SET PROBLEM
Copy out every record precisely.

= = = = =

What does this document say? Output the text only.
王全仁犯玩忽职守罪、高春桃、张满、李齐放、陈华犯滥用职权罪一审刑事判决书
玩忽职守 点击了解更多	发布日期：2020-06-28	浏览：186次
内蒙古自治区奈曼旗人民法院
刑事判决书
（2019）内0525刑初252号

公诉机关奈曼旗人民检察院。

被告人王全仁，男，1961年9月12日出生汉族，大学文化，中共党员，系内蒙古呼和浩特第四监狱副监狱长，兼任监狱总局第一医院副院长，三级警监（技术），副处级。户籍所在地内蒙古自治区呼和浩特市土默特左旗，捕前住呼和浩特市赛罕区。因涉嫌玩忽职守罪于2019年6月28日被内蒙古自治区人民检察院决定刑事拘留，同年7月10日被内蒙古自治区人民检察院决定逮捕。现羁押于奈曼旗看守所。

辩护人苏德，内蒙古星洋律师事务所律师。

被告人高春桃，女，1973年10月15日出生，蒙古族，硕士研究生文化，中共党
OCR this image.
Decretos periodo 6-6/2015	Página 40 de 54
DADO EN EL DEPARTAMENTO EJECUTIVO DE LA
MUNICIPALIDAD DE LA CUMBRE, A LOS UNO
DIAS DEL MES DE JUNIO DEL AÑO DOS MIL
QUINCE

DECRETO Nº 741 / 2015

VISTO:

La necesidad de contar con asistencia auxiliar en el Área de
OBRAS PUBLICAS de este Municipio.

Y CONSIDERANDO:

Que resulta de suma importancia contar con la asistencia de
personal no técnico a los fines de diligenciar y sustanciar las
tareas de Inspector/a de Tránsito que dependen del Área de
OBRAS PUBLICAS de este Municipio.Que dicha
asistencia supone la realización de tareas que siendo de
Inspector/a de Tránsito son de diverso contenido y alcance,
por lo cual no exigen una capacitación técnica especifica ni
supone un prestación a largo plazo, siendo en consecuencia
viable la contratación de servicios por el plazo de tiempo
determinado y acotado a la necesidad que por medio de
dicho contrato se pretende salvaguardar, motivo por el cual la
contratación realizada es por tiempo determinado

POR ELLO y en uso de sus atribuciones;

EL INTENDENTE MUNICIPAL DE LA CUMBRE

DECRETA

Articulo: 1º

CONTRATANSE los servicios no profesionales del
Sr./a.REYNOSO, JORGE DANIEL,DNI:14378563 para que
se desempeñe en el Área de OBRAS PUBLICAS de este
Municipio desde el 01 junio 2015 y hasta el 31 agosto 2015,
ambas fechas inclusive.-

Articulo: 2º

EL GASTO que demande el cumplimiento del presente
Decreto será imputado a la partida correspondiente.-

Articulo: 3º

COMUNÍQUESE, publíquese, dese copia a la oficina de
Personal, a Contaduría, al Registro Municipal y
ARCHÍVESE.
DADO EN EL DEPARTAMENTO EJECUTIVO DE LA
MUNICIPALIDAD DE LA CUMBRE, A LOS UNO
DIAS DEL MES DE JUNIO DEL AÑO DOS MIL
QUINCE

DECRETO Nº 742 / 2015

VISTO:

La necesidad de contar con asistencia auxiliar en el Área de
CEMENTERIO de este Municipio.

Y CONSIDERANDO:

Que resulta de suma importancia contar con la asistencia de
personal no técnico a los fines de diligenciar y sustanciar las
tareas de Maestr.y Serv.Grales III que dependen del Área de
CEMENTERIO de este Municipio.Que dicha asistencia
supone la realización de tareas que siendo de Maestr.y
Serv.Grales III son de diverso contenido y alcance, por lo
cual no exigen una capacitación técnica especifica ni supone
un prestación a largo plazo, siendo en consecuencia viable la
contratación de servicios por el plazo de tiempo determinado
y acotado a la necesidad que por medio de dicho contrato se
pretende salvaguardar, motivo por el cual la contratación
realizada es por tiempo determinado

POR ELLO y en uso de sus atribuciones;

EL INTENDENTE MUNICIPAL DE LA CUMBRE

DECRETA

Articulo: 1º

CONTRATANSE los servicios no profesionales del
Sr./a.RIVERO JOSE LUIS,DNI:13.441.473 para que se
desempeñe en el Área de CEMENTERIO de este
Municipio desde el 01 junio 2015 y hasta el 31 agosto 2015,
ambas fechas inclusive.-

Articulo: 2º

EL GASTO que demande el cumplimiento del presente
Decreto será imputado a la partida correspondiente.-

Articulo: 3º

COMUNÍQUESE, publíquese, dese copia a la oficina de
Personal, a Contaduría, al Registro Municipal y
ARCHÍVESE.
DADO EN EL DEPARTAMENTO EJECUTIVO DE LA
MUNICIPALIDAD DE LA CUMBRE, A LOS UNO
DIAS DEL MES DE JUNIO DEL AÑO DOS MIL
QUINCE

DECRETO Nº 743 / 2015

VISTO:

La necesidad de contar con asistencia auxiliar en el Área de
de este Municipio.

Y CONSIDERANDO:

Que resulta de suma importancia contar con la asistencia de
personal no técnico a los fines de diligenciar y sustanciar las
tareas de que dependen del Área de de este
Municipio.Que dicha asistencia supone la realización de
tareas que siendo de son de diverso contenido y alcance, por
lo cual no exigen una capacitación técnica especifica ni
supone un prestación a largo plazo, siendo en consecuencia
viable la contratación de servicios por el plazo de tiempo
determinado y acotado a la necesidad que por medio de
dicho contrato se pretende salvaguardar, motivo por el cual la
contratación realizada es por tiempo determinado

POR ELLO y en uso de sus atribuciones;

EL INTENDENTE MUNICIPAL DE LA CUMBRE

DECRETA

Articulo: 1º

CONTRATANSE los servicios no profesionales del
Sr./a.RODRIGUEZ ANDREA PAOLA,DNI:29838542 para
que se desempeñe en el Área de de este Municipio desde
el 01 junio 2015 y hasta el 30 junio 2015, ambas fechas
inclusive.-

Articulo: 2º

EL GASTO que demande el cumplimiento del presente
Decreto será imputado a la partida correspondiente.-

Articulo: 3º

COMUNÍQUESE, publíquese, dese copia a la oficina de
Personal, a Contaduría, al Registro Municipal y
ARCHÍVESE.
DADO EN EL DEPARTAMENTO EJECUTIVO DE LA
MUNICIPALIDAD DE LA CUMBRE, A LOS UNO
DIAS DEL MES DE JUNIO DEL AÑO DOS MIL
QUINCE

= = = = =

TASK SOLUTION
What does this document say? Output the text only.
王全仁犯玩忽职守罪、高春桃、张满、李齐放、陈华犯滥用职权罪一审刑事判决书
玩忽职守 点击了解更多	发布日期：2020-06-28	浏览：186次
内蒙古自治区奈曼旗人民法院
刑事判决书
（2019）内0525刑初252号

公诉机关奈曼旗人民检察院。

被告人王全仁，男，1961年9月12日出生汉族，大学文化，中共党员，系内蒙古呼和浩特第四监狱副监狱长，兼任监狱总局第一医院副院长，三级警监（技术），副处级。户籍所在地内蒙古自治区呼和浩特市土默特左旗，捕前住呼和浩特市赛罕区。因涉嫌玩忽职守罪于2019年6月28日被内蒙古自治区人民检察院决定刑事拘留，同年7月10日被内蒙古自治区人民检察院决定逮捕。现羁押于奈曼旗看守所。

辩护人苏德，内蒙古星洋律师事务所律师。

被告人高春桃，女，1973年10月15日出生，蒙古族，硕士研究生文化，中共党
OCR this image.
Decretos periodo 6-6/2015	Página 40 de 54
DADO EN EL DEPARTAMENTO EJECUTIVO DE LA
MUNICIPALIDAD DE LA CUMBRE, A LOS UNO
DIAS DEL MES DE JUNIO DEL AÑO DOS MIL
QUINCE

DECRETO Nº 741 / 2015

VISTO:

La necesidad de contar con asistencia auxiliar en el Área de
OBRAS PUBLICAS de este Municipio.

Y CONSIDERANDO:

Que resulta de suma importancia contar con la asistencia de
personal no técnico a los fines de diligenciar y sustanciar las
tareas de Inspector/a de Tránsito que dependen del Área de
OBRAS PUBLICAS de este Municipio.Que dicha
asistencia supone la realización de tareas que siendo de
Inspector/a de Tránsito son de diverso contenido y alcance,
por lo cual no exigen una capacitación técnica especifica ni
supone un prestación a largo plazo, siendo en consecuencia
viable la contratación de servicios por el plazo de tiempo
determinado y acotado a la necesidad que por medio de
dicho contrato se pretende salvaguardar, motivo por el cual la
contratación realizada es por tiempo determinado

POR ELLO y en uso de sus atribuciones;

EL INTENDENTE MUNICIPAL DE LA CUMBRE

DECRETA

Articulo: 1º

CONTRATANSE los servicios no profesionales del
Sr./a.REYNOSO, JORGE DANIEL,DNI:14378563 para que
se desempeñe en el Área de OBRAS PUBLICAS de este
Municipio desde el 01 junio 2015 y hasta el 31 agosto 2015,
ambas fechas inclusive.-

Articulo: 2º

EL GASTO que demande el cumplimiento del presente
Decreto será imputado a la partida correspondiente.-

Articulo: 3º

COMUNÍQUESE, publíquese, dese copia a la oficina de
Personal, a Contaduría, al Registro Municipal y
ARCHÍVESE.
DADO EN EL DEPARTAMENTO EJECUTIVO DE LA
MUNICIPALIDAD DE LA CUMBRE, A LOS UNO
DIAS DEL MES DE JUNIO DEL AÑO DOS MIL
QUINCE

DECRETO Nº 742 / 2015

VISTO:

La necesidad de contar con asistencia auxiliar en el Área de
CEMENTERIO de este Municipio.

Y CONSIDERANDO:

Que resulta de suma importancia contar con la asistencia de
personal no técnico a los fines de diligenciar y sustanciar las
tareas de Maestr.y Serv.Grales III que dependen del Área de
CEMENTERIO de este Municipio.Que dicha asistencia
supone la realización de tareas que siendo de Maestr.y
Serv.Grales III son de diverso contenido y alcance, por lo
cual no exigen una capacitación técnica especifica ni supone
un prestación a largo plazo, siendo en consecuencia viable la
contratación de servicios por el plazo de tiempo determinado
y acotado a la necesidad que por medio de dicho contrato se
pretende salvaguardar, motivo por el cual la contratación
realizada es por tiempo determinado

POR ELLO y en uso de sus atribuciones;

EL INTENDENTE MUNICIPAL DE LA CUMBRE

DECRETA

Articulo: 1º

CONTRATANSE los servicios no profesionales del
Sr./a.RIVERO JOSE LUIS,DNI:13.441.473 para que se
desempeñe en el Área de CEMENTERIO de este
Municipio desde el 01 junio 2015 y hasta el 31 agosto 2015,
ambas fechas inclusive.-

Articulo: 2º

EL GASTO que demande el cumplimiento del presente
Decreto será imputado a la partida correspondiente.-

Articulo: 3º

COMUNÍQUESE, publíquese, dese copia a la oficina de
Personal, a Contaduría, al Registro Municipal y
ARCHÍVESE.
DADO EN EL DEPARTAMENTO EJECUTIVO DE LA
MUNICIPALIDAD DE LA CUMBRE, A LOS UNO
DIAS DEL MES DE JUNIO DEL AÑO DOS MIL
QUINCE

DECRETO Nº 743 / 2015

VISTO:

La necesidad de contar con asistencia auxiliar en el Área de
de este Municipio.

Y CONSIDERANDO:

Que resulta de suma importancia contar con la asistencia de
personal no técnico a los fines de diligenciar y sustanciar las
tareas de que dependen del Área de de este
Municipio.Que dicha asistencia supone la realización de
tareas que siendo de son de diverso contenido y alcance, por
lo cual no exigen una capacitación técnica especifica ni
supone un prestación a largo plazo, siendo en consecuencia
viable la contratación de servicios por el plazo de tiempo
determinado y acotado a la necesidad que por medio de
dicho contrato se pretende salvaguardar, motivo por el cual la
contratación realizada es por tiempo determinado

POR ELLO y en uso de sus atribuciones;

EL INTENDENTE MUNICIPAL DE LA CUMBRE

DECRETA

Articulo: 1º

CONTRATANSE los servicios no profesionales del
Sr./a.RODRIGUEZ ANDREA PAOLA,DNI:29838542 para
que se desempeñe en el Área de de este Municipio desde
el 01 junio 2015 y hasta el 30 junio 2015, ambas fechas
inclusive.-

Articulo: 2º

EL GASTO que demande el cumplimiento del presente
Decreto será imputado a la partida correspondiente.-

Articulo: 3º

COMUNÍQUESE, publíquese, dese copia a la oficina de
Personal, a Contaduría, al Registro Municipal y
ARCHÍVESE.
DADO EN EL DEPARTAMENTO EJECUTIVO DE LA
MUNICIPALIDAD DE LA CUMBRE, A LOS UNO
DIAS DEL MES DE JUNIO DEL AÑO DOS MIL
QUINCE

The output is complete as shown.